## Stated exercise
Copy out each line containing "text" from the entries below.

## Extracted data entries
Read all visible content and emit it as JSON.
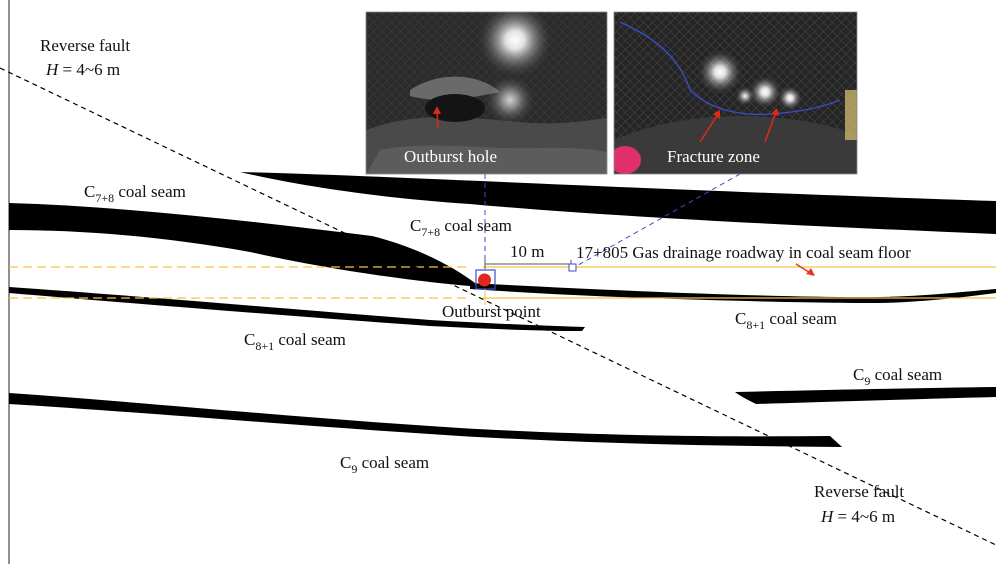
{
  "fault_top": {
    "title": "Reverse fault",
    "value": "H = 4~6 m",
    "var": "H",
    "rest": " = 4~6 m"
  },
  "fault_bottom": {
    "title": "Reverse fault",
    "value": "H = 4~6 m",
    "var": "H",
    "rest": " = 4~6 m"
  },
  "photos": {
    "left": {
      "label": "Outburst hole"
    },
    "right": {
      "label": "Fracture zone"
    }
  },
  "seams": {
    "c78_left": {
      "base": "C",
      "sub": "7+8",
      "rest": " coal seam"
    },
    "c78_mid": {
      "base": "C",
      "sub": "7+8",
      "rest": " coal seam"
    },
    "c81_left": {
      "base": "C",
      "sub": "8+1",
      "rest": " coal seam"
    },
    "c81_right": {
      "base": "C",
      "sub": "8+1",
      "rest": " coal seam"
    },
    "c9_right": {
      "base": "C",
      "sub": "9",
      "rest": " coal seam"
    },
    "c9_bottom": {
      "base": "C",
      "sub": "9",
      "rest": " coal seam"
    }
  },
  "distance_label": "10 m",
  "roadway_label": "17+805 Gas drainage roadway in coal seam floor",
  "outburst_point_label": "Outburst point",
  "colors": {
    "seam": "#000000",
    "roadway": "#f5c445",
    "roadway_dashed": "#f5c445",
    "outburst": "#e0281e",
    "leader": "#3a4ec8",
    "arrow": "#e03a1e"
  }
}
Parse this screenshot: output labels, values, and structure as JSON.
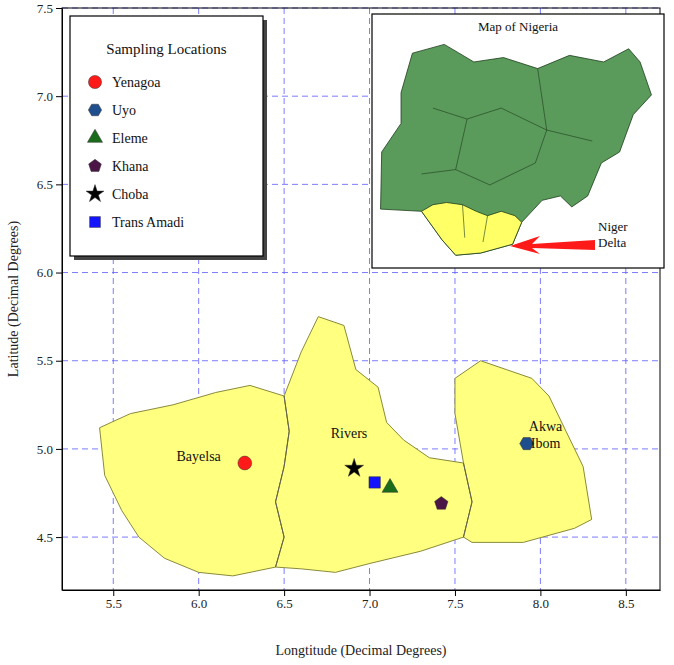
{
  "chart_data": {
    "type": "scatter",
    "xlabel": "Longtitude (Decimal Degrees)",
    "ylabel": "Latitude (Decimal Degrees)",
    "xlim": [
      5.2,
      8.7
    ],
    "ylim": [
      4.2,
      7.5
    ],
    "xticks": [
      5.5,
      {
        "value": 6,
        "label": "6.0"
      },
      6.5,
      {
        "value": 7,
        "label": "7.0"
      },
      7.5,
      {
        "value": 8,
        "label": "8.0"
      },
      8.5
    ],
    "yticks": [
      4.5,
      {
        "value": 5,
        "label": "5.0"
      },
      5.5,
      {
        "value": 6,
        "label": "6.0"
      },
      6.5,
      {
        "value": 7,
        "label": "7.0"
      },
      7.5
    ],
    "grid": true,
    "legend": "upper left",
    "legend_title": "Sampling Locations",
    "series": [
      {
        "name": "Yenagoa",
        "color": "#ff1a1a",
        "marker": "circle",
        "x": [
          6.27
        ],
        "values": [
          4.92
        ]
      },
      {
        "name": "Uyo",
        "color": "#1f4e8c",
        "marker": "hexagon",
        "x": [
          7.92
        ],
        "values": [
          5.03
        ]
      },
      {
        "name": "Eleme",
        "color": "#1a6b1a",
        "marker": "triangle",
        "x": [
          7.12
        ],
        "values": [
          4.78
        ]
      },
      {
        "name": "Khana",
        "color": "#4b1646",
        "marker": "pentagon",
        "x": [
          7.42
        ],
        "values": [
          4.69
        ]
      },
      {
        "name": "Choba",
        "color": "#000000",
        "marker": "star",
        "x": [
          6.91
        ],
        "values": [
          4.89
        ]
      },
      {
        "name": "Trans Amadi",
        "color": "#1414ff",
        "marker": "square",
        "x": [
          7.03
        ],
        "values": [
          4.81
        ]
      }
    ],
    "annotations": [
      {
        "text": "Bayelsa",
        "x": 6.0,
        "y": 4.93
      },
      {
        "text": "Rivers",
        "x": 6.88,
        "y": 5.06
      },
      {
        "text": "Akwa Ibom",
        "x": 8.03,
        "y": 5.1
      }
    ],
    "regions": [
      {
        "color": "#ffff80",
        "coords": [
          [
            5.42,
            5.12
          ],
          [
            5.6,
            5.2
          ],
          [
            5.85,
            5.25
          ],
          [
            6.1,
            5.32
          ],
          [
            6.3,
            5.36
          ],
          [
            6.5,
            5.3
          ],
          [
            6.53,
            5.1
          ],
          [
            6.5,
            4.9
          ],
          [
            6.45,
            4.7
          ],
          [
            6.5,
            4.5
          ],
          [
            6.45,
            4.33
          ],
          [
            6.2,
            4.28
          ],
          [
            6.0,
            4.3
          ],
          [
            5.8,
            4.38
          ],
          [
            5.65,
            4.5
          ],
          [
            5.55,
            4.65
          ],
          [
            5.45,
            4.85
          ],
          [
            5.42,
            5.12
          ]
        ]
      },
      {
        "color": "#ffff80",
        "coords": [
          [
            6.5,
            5.3
          ],
          [
            6.6,
            5.55
          ],
          [
            6.7,
            5.75
          ],
          [
            6.85,
            5.7
          ],
          [
            6.92,
            5.45
          ],
          [
            7.05,
            5.35
          ],
          [
            7.1,
            5.15
          ],
          [
            7.2,
            5.05
          ],
          [
            7.35,
            4.95
          ],
          [
            7.55,
            4.92
          ],
          [
            7.6,
            4.7
          ],
          [
            7.55,
            4.5
          ],
          [
            7.3,
            4.42
          ],
          [
            7.0,
            4.35
          ],
          [
            6.8,
            4.3
          ],
          [
            6.6,
            4.32
          ],
          [
            6.45,
            4.33
          ],
          [
            6.5,
            4.5
          ],
          [
            6.45,
            4.7
          ],
          [
            6.5,
            4.9
          ],
          [
            6.53,
            5.1
          ],
          [
            6.5,
            5.3
          ]
        ]
      },
      {
        "color": "#ffff80",
        "coords": [
          [
            7.55,
            4.92
          ],
          [
            7.5,
            5.2
          ],
          [
            7.5,
            5.4
          ],
          [
            7.65,
            5.5
          ],
          [
            7.8,
            5.45
          ],
          [
            7.95,
            5.4
          ],
          [
            8.05,
            5.3
          ],
          [
            8.15,
            5.1
          ],
          [
            8.25,
            4.9
          ],
          [
            8.3,
            4.6
          ],
          [
            8.2,
            4.55
          ],
          [
            7.9,
            4.47
          ],
          [
            7.6,
            4.47
          ],
          [
            7.55,
            4.5
          ],
          [
            7.6,
            4.7
          ],
          [
            7.55,
            4.92
          ]
        ]
      }
    ],
    "inset": {
      "title": "Map of Nigeria",
      "label": "Niger Delta"
    }
  }
}
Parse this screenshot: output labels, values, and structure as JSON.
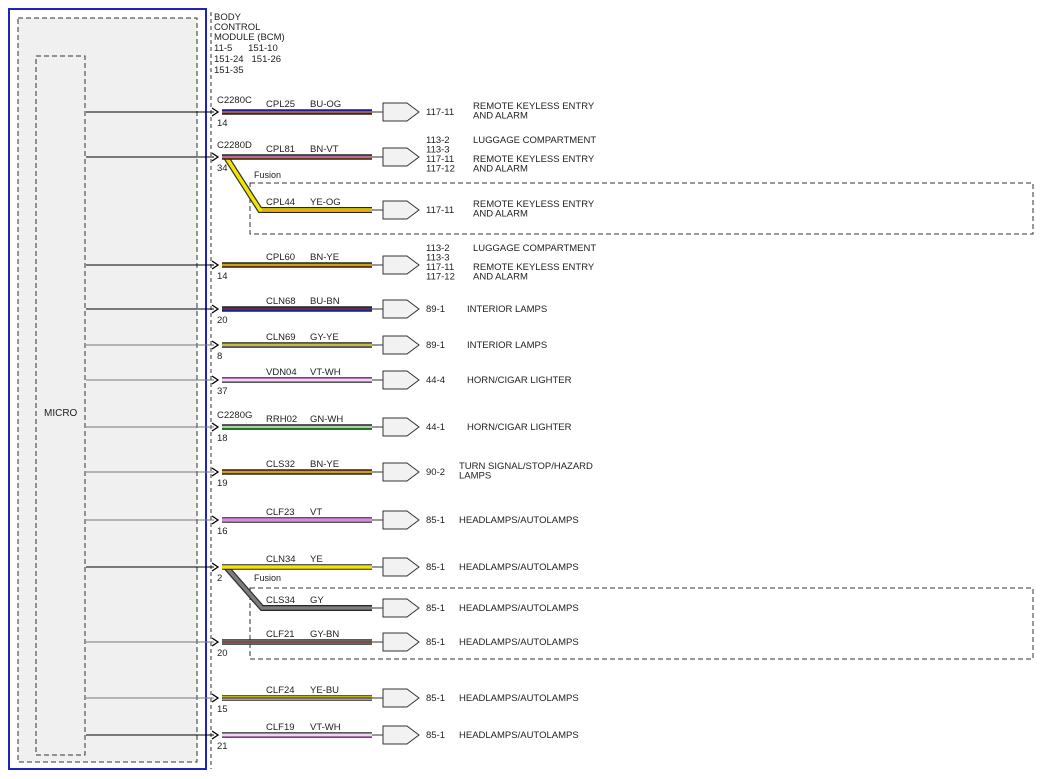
{
  "module": {
    "title_lines": [
      "BODY",
      "CONTROL",
      "MODULE (BCM)"
    ],
    "ref_lines": [
      "11-5      151-10",
      "151-24   151-26",
      "151-35"
    ],
    "micro_label": "MICRO"
  },
  "fusion_label": "Fusion",
  "colors": {
    "BU": "#1f1fb0",
    "OG": "#e58a1e",
    "BN": "#7a3b1b",
    "VT": "#d98be0",
    "YE": "#f2e600",
    "GY": "#7d7d7d",
    "GN": "#1d8a1d",
    "WH": "#ffffff",
    "module_border": "#1f23b8"
  },
  "circuits": [
    {
      "connector": "C2280C",
      "pin": "14",
      "circuit": "CPL25",
      "wire": "BU-OG",
      "base": "BU",
      "stripe": "OG",
      "refs": [
        "117-11"
      ],
      "labels": [
        "REMOTE KEYLESS ENTRY",
        "AND ALARM"
      ]
    },
    {
      "connector": "C2280D",
      "pin": "34",
      "circuit": "CPL81",
      "wire": "BN-VT",
      "base": "BN",
      "stripe": "VT",
      "refs": [
        "113-2",
        "113-3",
        "117-11",
        "117-12"
      ],
      "labels": [
        "LUGGAGE COMPARTMENT",
        "",
        "REMOTE KEYLESS ENTRY",
        "AND ALARM"
      ]
    },
    {
      "connector": "",
      "pin": "",
      "circuit": "CPL44",
      "wire": "YE-OG",
      "base": "YE",
      "stripe": "OG",
      "refs": [
        "117-11"
      ],
      "labels": [
        "REMOTE KEYLESS ENTRY",
        "AND ALARM"
      ]
    },
    {
      "connector": "",
      "pin": "14",
      "circuit": "CPL60",
      "wire": "BN-YE",
      "base": "BN",
      "stripe": "YE",
      "refs": [
        "113-2",
        "113-3",
        "117-11",
        "117-12"
      ],
      "labels": [
        "LUGGAGE COMPARTMENT",
        "",
        "REMOTE KEYLESS ENTRY",
        "AND ALARM"
      ]
    },
    {
      "connector": "",
      "pin": "20",
      "circuit": "CLN68",
      "wire": "BU-BN",
      "base": "BU",
      "stripe": "BN",
      "refs": [
        "89-1"
      ],
      "labels": [
        "INTERIOR LAMPS"
      ]
    },
    {
      "connector": "",
      "pin": "8",
      "circuit": "CLN69",
      "wire": "GY-YE",
      "base": "GY",
      "stripe": "YE",
      "refs": [
        "89-1"
      ],
      "labels": [
        "INTERIOR LAMPS"
      ]
    },
    {
      "connector": "",
      "pin": "37",
      "circuit": "VDN04",
      "wire": "VT-WH",
      "base": "VT",
      "stripe": "WH",
      "refs": [
        "44-4"
      ],
      "labels": [
        "HORN/CIGAR LIGHTER"
      ]
    },
    {
      "connector": "C2280G",
      "pin": "18",
      "circuit": "RRH02",
      "wire": "GN-WH",
      "base": "GN",
      "stripe": "WH",
      "refs": [
        "44-1"
      ],
      "labels": [
        "HORN/CIGAR LIGHTER"
      ]
    },
    {
      "connector": "",
      "pin": "19",
      "circuit": "CLS32",
      "wire": "BN-YE",
      "base": "BN",
      "stripe": "YE",
      "refs": [
        "90-2"
      ],
      "labels": [
        "TURN SIGNAL/STOP/HAZARD",
        "LAMPS"
      ]
    },
    {
      "connector": "",
      "pin": "16",
      "circuit": "CLF23",
      "wire": "VT",
      "base": "VT",
      "stripe": "",
      "refs": [
        "85-1"
      ],
      "labels": [
        "HEADLAMPS/AUTOLAMPS"
      ]
    },
    {
      "connector": "",
      "pin": "2",
      "circuit": "CLN34",
      "wire": "YE",
      "base": "YE",
      "stripe": "",
      "refs": [
        "85-1"
      ],
      "labels": [
        "HEADLAMPS/AUTOLAMPS"
      ]
    },
    {
      "connector": "",
      "pin": "",
      "circuit": "CLS34",
      "wire": "GY",
      "base": "GY",
      "stripe": "",
      "refs": [
        "85-1"
      ],
      "labels": [
        "HEADLAMPS/AUTOLAMPS"
      ]
    },
    {
      "connector": "",
      "pin": "20",
      "circuit": "CLF21",
      "wire": "GY-BN",
      "base": "GY",
      "stripe": "BN",
      "refs": [
        "85-1"
      ],
      "labels": [
        "HEADLAMPS/AUTOLAMPS"
      ]
    },
    {
      "connector": "",
      "pin": "15",
      "circuit": "CLF24",
      "wire": "YE-BU",
      "base": "YE",
      "stripe": "BU",
      "refs": [
        "85-1"
      ],
      "labels": [
        "HEADLAMPS/AUTOLAMPS"
      ]
    },
    {
      "connector": "",
      "pin": "21",
      "circuit": "CLF19",
      "wire": "VT-WH",
      "base": "VT",
      "stripe": "WH",
      "refs": [
        "85-1"
      ],
      "labels": [
        "HEADLAMPS/AUTOLAMPS"
      ]
    }
  ]
}
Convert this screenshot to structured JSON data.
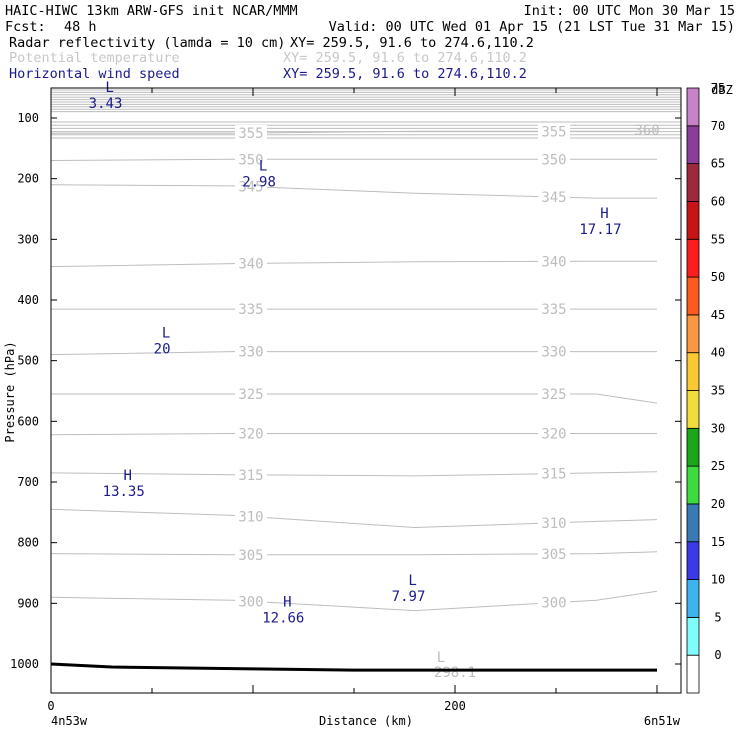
{
  "header": {
    "title_left": "HAIC-HIWC 13km ARW-GFS init   NCAR/MMM",
    "init": "Init: 00 UTC Mon 30 Mar 15",
    "fcst_label": "Fcst:",
    "fcst_value": "48 h",
    "valid": "Valid: 00 UTC Wed 01 Apr 15 (21 LST Tue 31 Mar 15)",
    "fields": [
      {
        "name": "Radar reflectivity (lamda = 10 cm)",
        "xy": "XY= 259.5, 91.6 to 274.6,110.2",
        "color": "#000000"
      },
      {
        "name": "Potential temperature",
        "xy": "XY= 259.5, 91.6 to 274.6,110.2",
        "color": "#c8c8c8"
      },
      {
        "name": "Horizontal wind speed",
        "xy": "XY= 259.5, 91.6 to 274.6,110.2",
        "color": "#1a1a8c"
      }
    ]
  },
  "axes": {
    "ylabel": "Pressure (hPa)",
    "xlabel": "Distance (km)",
    "x_left_label": "4n53w",
    "x_right_label": "6n51w",
    "y_ticks": [
      100,
      200,
      300,
      400,
      500,
      600,
      700,
      800,
      900,
      1000
    ],
    "x_ticks": [
      0,
      200
    ]
  },
  "colorbar": {
    "title": "dBZ",
    "levels": [
      0,
      5,
      10,
      15,
      20,
      25,
      30,
      35,
      40,
      45,
      50,
      55,
      60,
      65,
      70,
      75
    ],
    "colors": [
      "#ffffff",
      "#7ffcfc",
      "#3cb4f0",
      "#3a3ae6",
      "#3a7ab4",
      "#3cdc3c",
      "#1aa81a",
      "#f0dc3c",
      "#fcc832",
      "#fc9640",
      "#fc5a1e",
      "#fc1e1e",
      "#c81414",
      "#a0283c",
      "#8c3c9a",
      "#c882c8"
    ]
  },
  "chart_data": {
    "type": "line",
    "xlim": [
      0,
      300
    ],
    "ylim": [
      1050,
      50
    ],
    "isentropes": [
      {
        "label": "355",
        "x": [
          0,
          90,
          180,
          270,
          300
        ],
        "y": [
          125,
          125,
          122,
          122,
          122
        ]
      },
      {
        "label": "350",
        "x": [
          0,
          90,
          180,
          270,
          300
        ],
        "y": [
          170,
          168,
          168,
          168,
          168
        ]
      },
      {
        "label": "345",
        "x": [
          0,
          90,
          180,
          270,
          300
        ],
        "y": [
          210,
          212,
          224,
          232,
          232
        ]
      },
      {
        "label": "340",
        "x": [
          0,
          90,
          180,
          270,
          300
        ],
        "y": [
          345,
          340,
          337,
          336,
          336
        ]
      },
      {
        "label": "335",
        "x": [
          0,
          90,
          180,
          270,
          300
        ],
        "y": [
          415,
          415,
          415,
          415,
          415
        ]
      },
      {
        "label": "330",
        "x": [
          0,
          90,
          180,
          270,
          300
        ],
        "y": [
          490,
          485,
          485,
          485,
          485
        ]
      },
      {
        "label": "325",
        "x": [
          0,
          90,
          180,
          270,
          300
        ],
        "y": [
          555,
          555,
          555,
          555,
          570
        ]
      },
      {
        "label": "320",
        "x": [
          0,
          90,
          180,
          270,
          300
        ],
        "y": [
          622,
          620,
          620,
          620,
          620
        ]
      },
      {
        "label": "315",
        "x": [
          0,
          90,
          180,
          270,
          300
        ],
        "y": [
          685,
          688,
          690,
          685,
          683
        ]
      },
      {
        "label": "310",
        "x": [
          0,
          90,
          180,
          270,
          300
        ],
        "y": [
          745,
          755,
          775,
          765,
          762
        ]
      },
      {
        "label": "305",
        "x": [
          0,
          90,
          180,
          270,
          300
        ],
        "y": [
          818,
          820,
          820,
          818,
          815
        ]
      },
      {
        "label": "300",
        "x": [
          0,
          90,
          180,
          270,
          300
        ],
        "y": [
          890,
          895,
          912,
          895,
          880
        ]
      }
    ],
    "wind_extrema": [
      {
        "kind": "L",
        "value": "3.43",
        "x": 27,
        "y": 70
      },
      {
        "kind": "L",
        "value": "2.98",
        "x": 103,
        "y": 200
      },
      {
        "kind": "H",
        "value": "17.17",
        "x": 272,
        "y": 278
      },
      {
        "kind": "L",
        "value": "20",
        "x": 55,
        "y": 475
      },
      {
        "kind": "H",
        "value": "13.35",
        "x": 36,
        "y": 710
      },
      {
        "kind": "L",
        "value": "7.97",
        "x": 177,
        "y": 883
      },
      {
        "kind": "H",
        "value": "12.66",
        "x": 115,
        "y": 918
      }
    ],
    "theta_extrema": [
      {
        "kind": "L",
        "value": "298.1",
        "x": 200,
        "y": 1005
      }
    ],
    "terrain": {
      "x": [
        0,
        30,
        100,
        150,
        300
      ],
      "y": [
        1000,
        1005,
        1008,
        1010,
        1010
      ]
    }
  }
}
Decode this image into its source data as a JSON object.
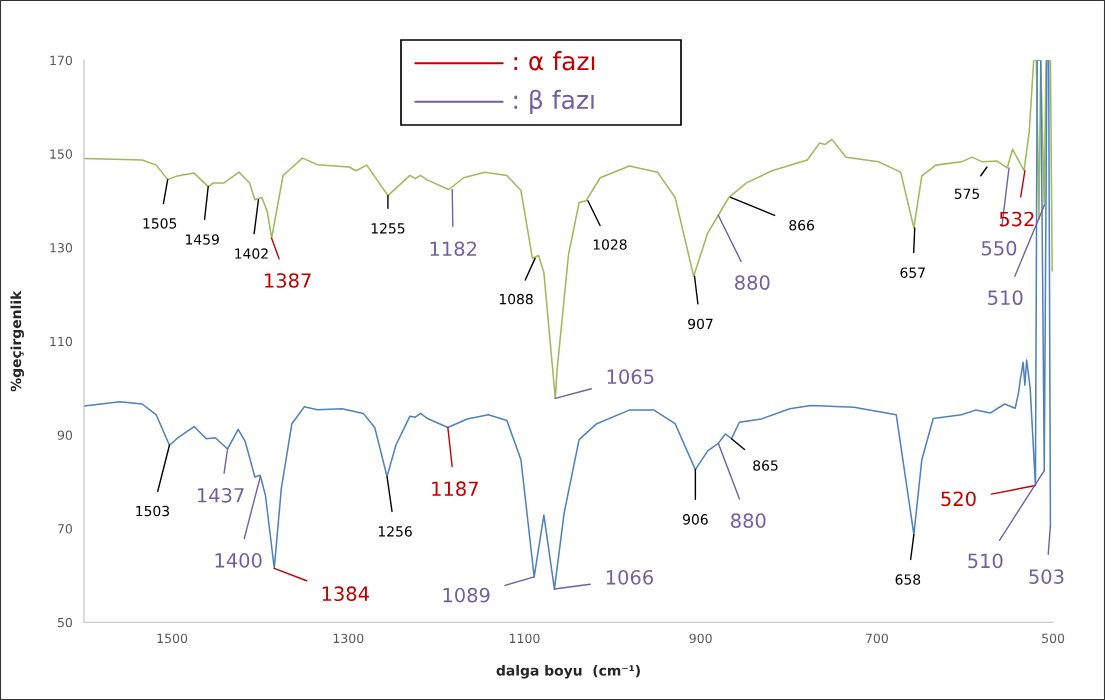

## Written answer
        "text": "Bayelsa",
        "text": "Rivers",
        "text": "Akwa Ibom",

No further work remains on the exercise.